Requirements:
Each record that follows should be repeated exactly, minus any images.

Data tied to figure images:
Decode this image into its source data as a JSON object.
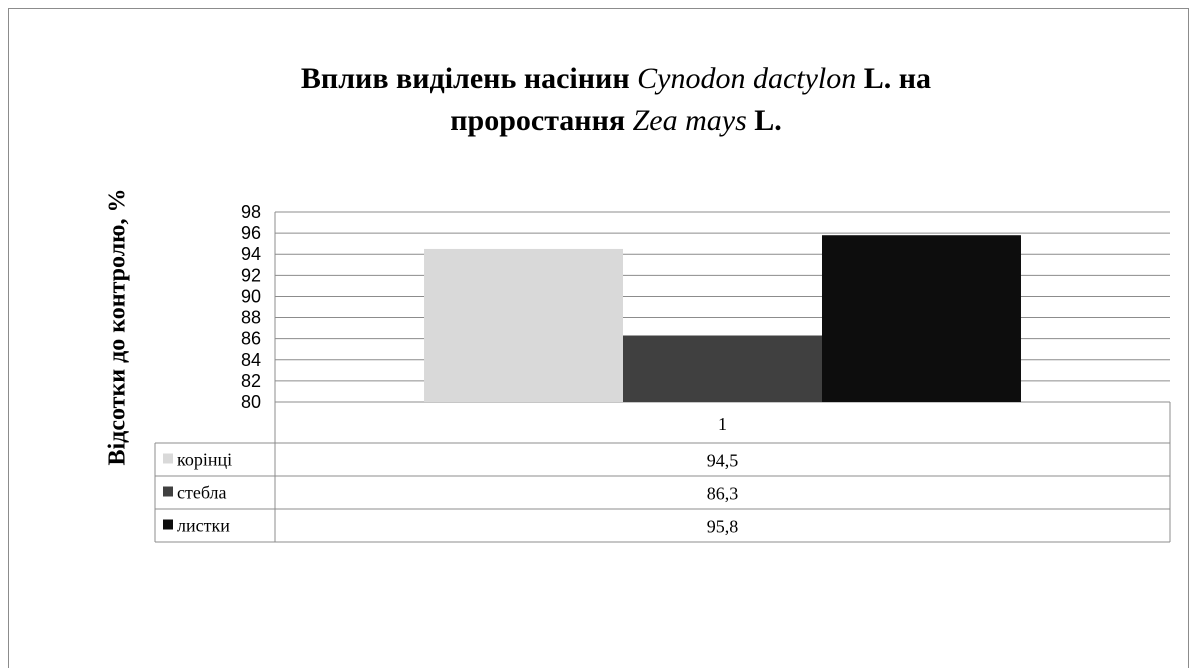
{
  "title": {
    "line1_a": "Вплив виділень насінин ",
    "line1_b": "Cynodon dactylon",
    "line1_c": " L. на",
    "line2_a": "проростання ",
    "line2_b": "Zea mays",
    "line2_c": " L."
  },
  "chart_data": {
    "type": "bar",
    "title": "Вплив виділень насінин Cynodon dactylon L. на проростання Zea mays L.",
    "ylabel": "Відсотки до контролю, %",
    "xlabel": "",
    "categories": [
      "1"
    ],
    "ylim": [
      80,
      98
    ],
    "yticks": [
      "80",
      "82",
      "84",
      "86",
      "88",
      "90",
      "92",
      "94",
      "96",
      "98"
    ],
    "grid": true,
    "legend": "data-table",
    "series": [
      {
        "name": "корінці",
        "values": [
          94.5
        ],
        "label": "94,5",
        "color": "#d9d9d9"
      },
      {
        "name": "стебла",
        "values": [
          86.3
        ],
        "label": "86,3",
        "color": "#404040"
      },
      {
        "name": "листки",
        "values": [
          95.8
        ],
        "label": "95,8",
        "color": "#0d0d0d"
      }
    ]
  }
}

Expected output:
Decode this image into its source data as a JSON object.
{
  "title": {
    "line1_a": "Вплив виділень насінин ",
    "line1_b": "Cynodon dactylon",
    "line1_c": " L. на",
    "line2_a": "проростання ",
    "line2_b": "Zea mays",
    "line2_c": " L."
  },
  "chart_data": {
    "type": "bar",
    "title": "Вплив виділень насінин Cynodon dactylon L. на проростання Zea mays L.",
    "ylabel": "Відсотки до контролю, %",
    "xlabel": "",
    "categories": [
      "1"
    ],
    "ylim": [
      80,
      98
    ],
    "yticks": [
      "80",
      "82",
      "84",
      "86",
      "88",
      "90",
      "92",
      "94",
      "96",
      "98"
    ],
    "grid": true,
    "legend": "data-table",
    "series": [
      {
        "name": "корінці",
        "values": [
          94.5
        ],
        "label": "94,5",
        "color": "#d9d9d9"
      },
      {
        "name": "стебла",
        "values": [
          86.3
        ],
        "label": "86,3",
        "color": "#404040"
      },
      {
        "name": "листки",
        "values": [
          95.8
        ],
        "label": "95,8",
        "color": "#0d0d0d"
      }
    ]
  }
}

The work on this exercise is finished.